**Given task**
Will you write out all the entries below exactly?

**Raw records**
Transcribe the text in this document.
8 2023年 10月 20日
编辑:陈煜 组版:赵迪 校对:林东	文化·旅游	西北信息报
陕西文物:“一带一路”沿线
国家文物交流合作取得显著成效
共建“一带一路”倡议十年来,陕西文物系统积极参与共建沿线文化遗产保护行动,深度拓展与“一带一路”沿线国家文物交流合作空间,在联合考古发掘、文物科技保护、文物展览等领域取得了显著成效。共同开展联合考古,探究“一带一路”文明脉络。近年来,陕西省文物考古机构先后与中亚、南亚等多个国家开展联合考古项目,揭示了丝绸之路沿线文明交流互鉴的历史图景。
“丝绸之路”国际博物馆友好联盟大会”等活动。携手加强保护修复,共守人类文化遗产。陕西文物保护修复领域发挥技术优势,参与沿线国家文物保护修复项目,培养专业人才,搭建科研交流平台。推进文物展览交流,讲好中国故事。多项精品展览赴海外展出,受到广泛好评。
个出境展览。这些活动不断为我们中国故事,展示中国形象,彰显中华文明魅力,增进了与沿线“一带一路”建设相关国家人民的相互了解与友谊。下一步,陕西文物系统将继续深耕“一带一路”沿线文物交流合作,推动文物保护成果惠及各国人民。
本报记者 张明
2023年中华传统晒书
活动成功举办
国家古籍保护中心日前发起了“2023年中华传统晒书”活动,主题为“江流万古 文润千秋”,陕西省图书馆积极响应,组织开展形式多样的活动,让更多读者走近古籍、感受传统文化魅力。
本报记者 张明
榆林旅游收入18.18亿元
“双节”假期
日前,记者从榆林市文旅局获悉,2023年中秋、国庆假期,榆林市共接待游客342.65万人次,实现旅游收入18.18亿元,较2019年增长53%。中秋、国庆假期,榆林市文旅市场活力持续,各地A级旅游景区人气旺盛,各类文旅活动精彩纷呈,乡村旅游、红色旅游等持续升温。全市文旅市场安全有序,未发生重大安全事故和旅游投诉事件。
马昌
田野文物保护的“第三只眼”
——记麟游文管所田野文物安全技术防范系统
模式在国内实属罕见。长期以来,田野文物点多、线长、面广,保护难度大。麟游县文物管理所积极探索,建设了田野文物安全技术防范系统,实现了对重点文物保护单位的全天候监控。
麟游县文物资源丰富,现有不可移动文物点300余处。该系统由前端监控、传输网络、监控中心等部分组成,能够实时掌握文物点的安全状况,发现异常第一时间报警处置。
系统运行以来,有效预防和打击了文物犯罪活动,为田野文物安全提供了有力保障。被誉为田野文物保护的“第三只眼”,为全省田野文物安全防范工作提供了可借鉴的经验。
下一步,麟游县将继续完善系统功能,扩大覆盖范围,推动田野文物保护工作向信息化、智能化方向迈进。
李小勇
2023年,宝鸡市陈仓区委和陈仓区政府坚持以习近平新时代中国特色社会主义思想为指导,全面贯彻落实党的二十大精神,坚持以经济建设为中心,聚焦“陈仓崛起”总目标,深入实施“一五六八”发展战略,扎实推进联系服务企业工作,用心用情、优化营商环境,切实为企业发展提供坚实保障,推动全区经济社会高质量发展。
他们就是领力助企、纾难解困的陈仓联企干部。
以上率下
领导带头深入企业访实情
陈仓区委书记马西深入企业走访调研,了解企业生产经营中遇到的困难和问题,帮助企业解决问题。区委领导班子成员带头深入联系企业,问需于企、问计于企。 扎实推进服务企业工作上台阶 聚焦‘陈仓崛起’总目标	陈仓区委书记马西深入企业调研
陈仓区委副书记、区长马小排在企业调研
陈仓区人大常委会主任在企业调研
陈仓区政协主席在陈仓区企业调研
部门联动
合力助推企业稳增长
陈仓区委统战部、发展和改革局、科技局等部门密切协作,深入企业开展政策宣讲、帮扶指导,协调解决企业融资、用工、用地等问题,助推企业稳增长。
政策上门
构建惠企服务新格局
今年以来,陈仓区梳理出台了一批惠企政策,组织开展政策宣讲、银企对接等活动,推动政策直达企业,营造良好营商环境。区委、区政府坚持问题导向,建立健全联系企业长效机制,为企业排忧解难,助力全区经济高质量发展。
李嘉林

**Finished answer**
Transcribe the text in this document.
8 2023年 10月 20日
编辑:陈煜 组版:赵迪 校对:林东	文化·旅游	西北信息报
陕西文物:“一带一路”沿线
国家文物交流合作取得显著成效
共建“一带一路”倡议十年来,陕西文物系统积极参与共建沿线文化遗产保护行动,深度拓展与“一带一路”沿线国家文物交流合作空间,在联合考古发掘、文物科技保护、文物展览等领域取得了显著成效。共同开展联合考古,探究“一带一路”文明脉络。近年来,陕西省文物考古机构先后与中亚、南亚等多个国家开展联合考古项目,揭示了丝绸之路沿线文明交流互鉴的历史图景。
“丝绸之路”国际博物馆友好联盟大会”等活动。携手加强保护修复,共守人类文化遗产。陕西文物保护修复领域发挥技术优势,参与沿线国家文物保护修复项目,培养专业人才,搭建科研交流平台。推进文物展览交流,讲好中国故事。多项精品展览赴海外展出,受到广泛好评。
个出境展览。这些活动不断为我们中国故事,展示中国形象,彰显中华文明魅力,增进了与沿线“一带一路”建设相关国家人民的相互了解与友谊。下一步,陕西文物系统将继续深耕“一带一路”沿线文物交流合作,推动文物保护成果惠及各国人民。
本报记者 张明
2023年中华传统晒书
活动成功举办
国家古籍保护中心日前发起了“2023年中华传统晒书”活动,主题为“江流万古 文润千秋”,陕西省图书馆积极响应,组织开展形式多样的活动,让更多读者走近古籍、感受传统文化魅力。
本报记者 张明
榆林旅游收入18.18亿元
“双节”假期
日前,记者从榆林市文旅局获悉,2023年中秋、国庆假期,榆林市共接待游客342.65万人次,实现旅游收入18.18亿元,较2019年增长53%。中秋、国庆假期,榆林市文旅市场活力持续,各地A级旅游景区人气旺盛,各类文旅活动精彩纷呈,乡村旅游、红色旅游等持续升温。全市文旅市场安全有序,未发生重大安全事故和旅游投诉事件。
马昌
田野文物保护的“第三只眼”
——记麟游文管所田野文物安全技术防范系统
模式在国内实属罕见。长期以来,田野文物点多、线长、面广,保护难度大。麟游县文物管理所积极探索,建设了田野文物安全技术防范系统,实现了对重点文物保护单位的全天候监控。
麟游县文物资源丰富,现有不可移动文物点300余处。该系统由前端监控、传输网络、监控中心等部分组成,能够实时掌握文物点的安全状况,发现异常第一时间报警处置。
系统运行以来,有效预防和打击了文物犯罪活动,为田野文物安全提供了有力保障。被誉为田野文物保护的“第三只眼”,为全省田野文物安全防范工作提供了可借鉴的经验。
下一步,麟游县将继续完善系统功能,扩大覆盖范围,推动田野文物保护工作向信息化、智能化方向迈进。
李小勇
2023年,宝鸡市陈仓区委和陈仓区政府坚持以习近平新时代中国特色社会主义思想为指导,全面贯彻落实党的二十大精神,坚持以经济建设为中心,聚焦“陈仓崛起”总目标,深入实施“一五六八”发展战略,扎实推进联系服务企业工作,用心用情、优化营商环境,切实为企业发展提供坚实保障,推动全区经济社会高质量发展。
他们就是领力助企、纾难解困的陈仓联企干部。
以上率下
领导带头深入企业访实情
陈仓区委书记马西深入企业走访调研,了解企业生产经营中遇到的困难和问题,帮助企业解决问题。区委领导班子成员带头深入联系企业,问需于企、问计于企。 扎实推进服务企业工作上台阶 聚焦‘陈仓崛起’总目标	陈仓区委书记马西深入企业调研
陈仓区委副书记、区长马小排在企业调研
陈仓区人大常委会主任在企业调研
陈仓区政协主席在陈仓区企业调研
部门联动
合力助推企业稳增长
陈仓区委统战部、发展和改革局、科技局等部门密切协作,深入企业开展政策宣讲、帮扶指导,协调解决企业融资、用工、用地等问题,助推企业稳增长。
政策上门
构建惠企服务新格局
今年以来,陈仓区梳理出台了一批惠企政策,组织开展政策宣讲、银企对接等活动,推动政策直达企业,营造良好营商环境。区委、区政府坚持问题导向,建立健全联系企业长效机制,为企业排忧解难,助力全区经济高质量发展。
李嘉林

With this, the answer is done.